-- Exercise directions --
Give a verbatim quotation of every record.

-- Information given --
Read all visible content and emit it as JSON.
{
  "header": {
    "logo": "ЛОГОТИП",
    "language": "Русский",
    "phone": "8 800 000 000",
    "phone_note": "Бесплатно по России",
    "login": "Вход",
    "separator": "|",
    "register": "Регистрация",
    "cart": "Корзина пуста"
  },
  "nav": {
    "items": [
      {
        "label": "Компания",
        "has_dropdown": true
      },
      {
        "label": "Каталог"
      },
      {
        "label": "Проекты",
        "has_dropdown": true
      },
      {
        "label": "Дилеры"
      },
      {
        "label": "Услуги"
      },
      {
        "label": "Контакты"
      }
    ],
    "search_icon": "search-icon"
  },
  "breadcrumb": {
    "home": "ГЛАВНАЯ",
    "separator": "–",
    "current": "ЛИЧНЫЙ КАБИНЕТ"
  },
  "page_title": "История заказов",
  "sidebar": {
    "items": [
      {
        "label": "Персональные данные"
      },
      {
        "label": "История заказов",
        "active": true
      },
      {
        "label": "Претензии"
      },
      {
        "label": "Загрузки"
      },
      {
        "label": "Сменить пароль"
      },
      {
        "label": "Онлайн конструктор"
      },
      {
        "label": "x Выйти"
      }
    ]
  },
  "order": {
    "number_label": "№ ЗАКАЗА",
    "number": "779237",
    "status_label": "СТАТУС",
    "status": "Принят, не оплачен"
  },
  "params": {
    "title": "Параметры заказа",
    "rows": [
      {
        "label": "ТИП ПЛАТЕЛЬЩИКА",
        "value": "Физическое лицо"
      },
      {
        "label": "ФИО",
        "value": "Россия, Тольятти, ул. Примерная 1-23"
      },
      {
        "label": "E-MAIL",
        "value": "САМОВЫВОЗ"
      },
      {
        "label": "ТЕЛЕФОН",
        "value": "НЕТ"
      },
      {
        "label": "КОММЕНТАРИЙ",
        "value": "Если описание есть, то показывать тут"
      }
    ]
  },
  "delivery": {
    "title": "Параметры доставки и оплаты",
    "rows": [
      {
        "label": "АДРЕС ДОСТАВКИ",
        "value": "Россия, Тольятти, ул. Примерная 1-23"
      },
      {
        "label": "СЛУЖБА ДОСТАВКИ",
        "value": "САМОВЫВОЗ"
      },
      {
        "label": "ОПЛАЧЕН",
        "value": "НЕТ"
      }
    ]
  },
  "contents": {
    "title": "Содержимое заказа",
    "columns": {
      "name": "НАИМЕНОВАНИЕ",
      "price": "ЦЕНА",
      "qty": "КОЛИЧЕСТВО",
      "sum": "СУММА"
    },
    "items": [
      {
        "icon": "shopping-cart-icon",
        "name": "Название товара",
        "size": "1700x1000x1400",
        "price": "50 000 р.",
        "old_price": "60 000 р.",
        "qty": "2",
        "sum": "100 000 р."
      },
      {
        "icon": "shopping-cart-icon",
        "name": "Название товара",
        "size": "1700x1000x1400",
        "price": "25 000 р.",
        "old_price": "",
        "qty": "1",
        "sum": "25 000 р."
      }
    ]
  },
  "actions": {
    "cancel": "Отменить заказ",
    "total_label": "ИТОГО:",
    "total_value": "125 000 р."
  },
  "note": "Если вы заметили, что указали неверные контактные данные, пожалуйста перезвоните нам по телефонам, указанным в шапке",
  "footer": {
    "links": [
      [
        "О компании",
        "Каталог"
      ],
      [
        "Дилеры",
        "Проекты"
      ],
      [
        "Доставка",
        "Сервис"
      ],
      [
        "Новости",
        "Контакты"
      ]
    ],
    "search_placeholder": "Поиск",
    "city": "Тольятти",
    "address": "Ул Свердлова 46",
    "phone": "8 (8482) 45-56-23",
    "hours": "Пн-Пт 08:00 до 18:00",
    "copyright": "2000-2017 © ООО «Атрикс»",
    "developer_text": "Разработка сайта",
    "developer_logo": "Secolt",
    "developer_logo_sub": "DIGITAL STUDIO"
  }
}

-- Completed task --
Read all visible content and emit it as JSON.
{
  "header": {
    "logo": "ЛОГОТИП",
    "language": "Русский",
    "phone": "8 800 000 000",
    "phone_note": "Бесплатно по России",
    "login": "Вход",
    "separator": "|",
    "register": "Регистрация",
    "cart": "Корзина пуста"
  },
  "nav": {
    "items": [
      {
        "label": "Компания",
        "has_dropdown": true
      },
      {
        "label": "Каталог"
      },
      {
        "label": "Проекты",
        "has_dropdown": true
      },
      {
        "label": "Дилеры"
      },
      {
        "label": "Услуги"
      },
      {
        "label": "Контакты"
      }
    ],
    "search_icon": "search-icon"
  },
  "breadcrumb": {
    "home": "ГЛАВНАЯ",
    "separator": "–",
    "current": "ЛИЧНЫЙ КАБИНЕТ"
  },
  "page_title": "История заказов",
  "sidebar": {
    "items": [
      {
        "label": "Персональные данные"
      },
      {
        "label": "История заказов",
        "active": true
      },
      {
        "label": "Претензии"
      },
      {
        "label": "Загрузки"
      },
      {
        "label": "Сменить пароль"
      },
      {
        "label": "Онлайн конструктор"
      },
      {
        "label": "x Выйти"
      }
    ]
  },
  "order": {
    "number_label": "№ ЗАКАЗА",
    "number": "779237",
    "status_label": "СТАТУС",
    "status": "Принят, не оплачен"
  },
  "params": {
    "title": "Параметры заказа",
    "rows": [
      {
        "label": "ТИП ПЛАТЕЛЬЩИКА",
        "value": "Физическое лицо"
      },
      {
        "label": "ФИО",
        "value": "Россия, Тольятти, ул. Примерная 1-23"
      },
      {
        "label": "E-MAIL",
        "value": "САМОВЫВОЗ"
      },
      {
        "label": "ТЕЛЕФОН",
        "value": "НЕТ"
      },
      {
        "label": "КОММЕНТАРИЙ",
        "value": "Если описание есть, то показывать тут"
      }
    ]
  },
  "delivery": {
    "title": "Параметры доставки и оплаты",
    "rows": [
      {
        "label": "АДРЕС ДОСТАВКИ",
        "value": "Россия, Тольятти, ул. Примерная 1-23"
      },
      {
        "label": "СЛУЖБА ДОСТАВКИ",
        "value": "САМОВЫВОЗ"
      },
      {
        "label": "ОПЛАЧЕН",
        "value": "НЕТ"
      }
    ]
  },
  "contents": {
    "title": "Содержимое заказа",
    "columns": {
      "name": "НАИМЕНОВАНИЕ",
      "price": "ЦЕНА",
      "qty": "КОЛИЧЕСТВО",
      "sum": "СУММА"
    },
    "items": [
      {
        "icon": "shopping-cart-icon",
        "name": "Название товара",
        "size": "1700x1000x1400",
        "price": "50 000 р.",
        "old_price": "60 000 р.",
        "qty": "2",
        "sum": "100 000 р."
      },
      {
        "icon": "shopping-cart-icon",
        "name": "Название товара",
        "size": "1700x1000x1400",
        "price": "25 000 р.",
        "old_price": "",
        "qty": "1",
        "sum": "25 000 р."
      }
    ]
  },
  "actions": {
    "cancel": "Отменить заказ",
    "total_label": "ИТОГО:",
    "total_value": "125 000 р."
  },
  "note": "Если вы заметили, что указали неверные контактные данные, пожалуйста перезвоните нам по телефонам, указанным в шапке",
  "footer": {
    "links": [
      [
        "О компании",
        "Каталог"
      ],
      [
        "Дилеры",
        "Проекты"
      ],
      [
        "Доставка",
        "Сервис"
      ],
      [
        "Новости",
        "Контакты"
      ]
    ],
    "search_placeholder": "Поиск",
    "city": "Тольятти",
    "address": "Ул Свердлова 46",
    "phone": "8 (8482) 45-56-23",
    "hours": "Пн-Пт 08:00 до 18:00",
    "copyright": "2000-2017 © ООО «Атрикс»",
    "developer_text": "Разработка сайта",
    "developer_logo": "Secolt",
    "developer_logo_sub": "DIGITAL STUDIO"
  }
}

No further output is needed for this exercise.